[Stored items from a collection]
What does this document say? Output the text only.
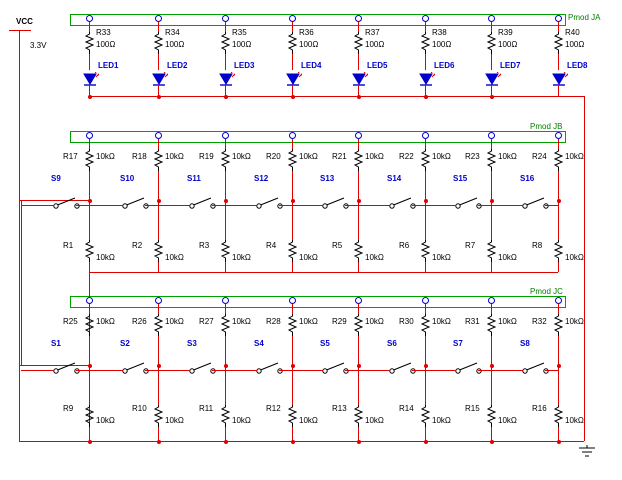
VCC
3.3V
Pmod JA
Pmod JB
Pmod JC
R33
100Ω
LED1
R34
100Ω
LED2
R35
100Ω
LED3
R36
100Ω
LED4
R37
100Ω
LED5
R38
100Ω
LED6
R39
100Ω
LED7
R40
100Ω
LED8
R17 10kΩ
S9
R1
10kΩ
R18 10kΩ
S10
R2
10kΩ
R19 10kΩ
S11
R3
10kΩ
R20 10kΩ
S12
R4
10kΩ
R21 10kΩ
S13
R5
10kΩ
R22 10kΩ
S14
R6
10kΩ
R23 10kΩ
S15
R7
10kΩ
R24 10kΩ
S16
R8
10kΩ
R25 10kΩ
S1
R9
10kΩ
R26 10kΩ
S2
R10
10kΩ
R27 10kΩ
S3
R11
10kΩ
R28 10kΩ
S4
R12
10kΩ
R29 10kΩ
S5
R13
10kΩ
R30 10kΩ
S6
R14
10kΩ
R31 10kΩ
S7
R15
10kΩ
R32 10kΩ
S8
R16
10kΩ
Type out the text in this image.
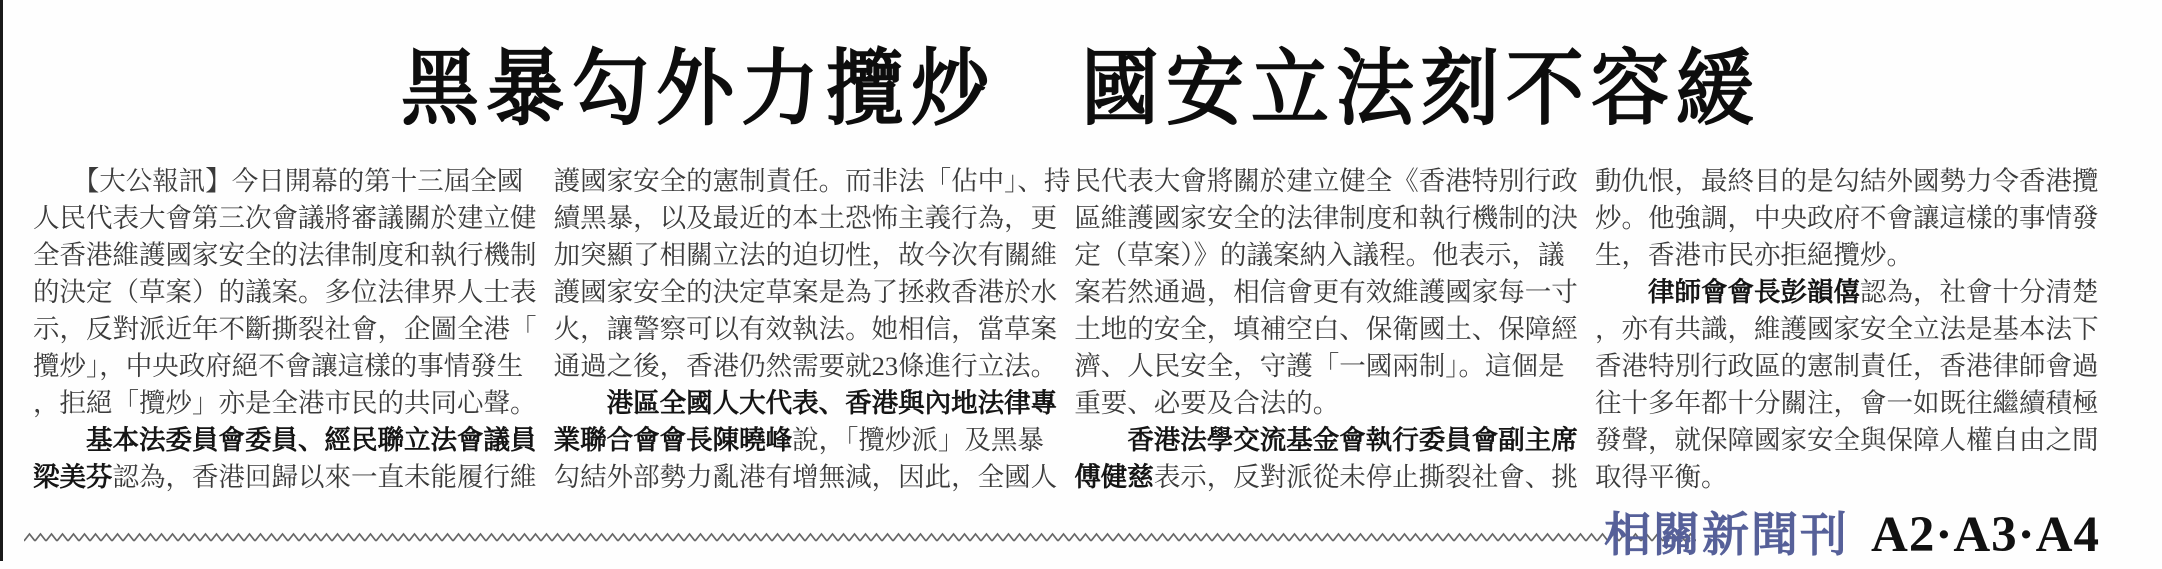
黑暴勾外力攬炒　國安立法刻不容緩
　　【大公報訊】今日開幕的第十三屆全國
人民代表大會第三次會議將審議關於建立健
全香港維護國家安全的法律制度和執行機制
的決定（草案）的議案。多位法律界人士表
示，反對派近年不斷撕裂社會，企圖全港「
攬炒」，中央政府絕不會讓這樣的事情發生
，拒絕「攬炒」亦是全港市民的共同心聲。
　　基本法委員會委員、經民聯立法會議員
梁美芬認為，香港回歸以來一直未能履行維
護國家安全的憲制責任。而非法「佔中」、持
續黑暴，以及最近的本土恐怖主義行為，更
加突顯了相關立法的迫切性，故今次有關維
護國家安全的決定草案是為了拯救香港於水
火，讓警察可以有效執法。她相信，當草案
通過之後，香港仍然需要就23條進行立法。
　　港區全國人大代表、香港與內地法律專
業聯合會會長陳曉峰說，「攬炒派」及黑暴
勾結外部勢力亂港有增無減，因此，全國人
民代表大會將關於建立健全《香港特別行政
區維護國家安全的法律制度和執行機制的決
定（草案）》的議案納入議程。他表示，議
案若然通過，相信會更有效維護國家每一寸
土地的安全，填補空白、保衛國土、保障經
濟、人民安全，守護「一國兩制」。這個是
重要、必要及合法的。
　　香港法學交流基金會執行委員會副主席
傅健慈表示，反對派從未停止撕裂社會、挑
動仇恨，最終目的是勾結外國勢力令香港攬
炒。他強調，中央政府不會讓這樣的事情發
生，香港市民亦拒絕攬炒。
　　律師會會長彭韻僖認為，社會十分清楚
，亦有共識，維護國家安全立法是基本法下
香港特別行政區的憲制責任，香港律師會過
往十多年都十分關注，會一如既往繼續積極
發聲，就保障國家安全與保障人權自由之間
取得平衡。
相關新聞刊 A2·A3·A4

→ **Your instructions**:
How many lines of the listing above include the word "text"? Reply with the number alone.

→ **Task solution**:
2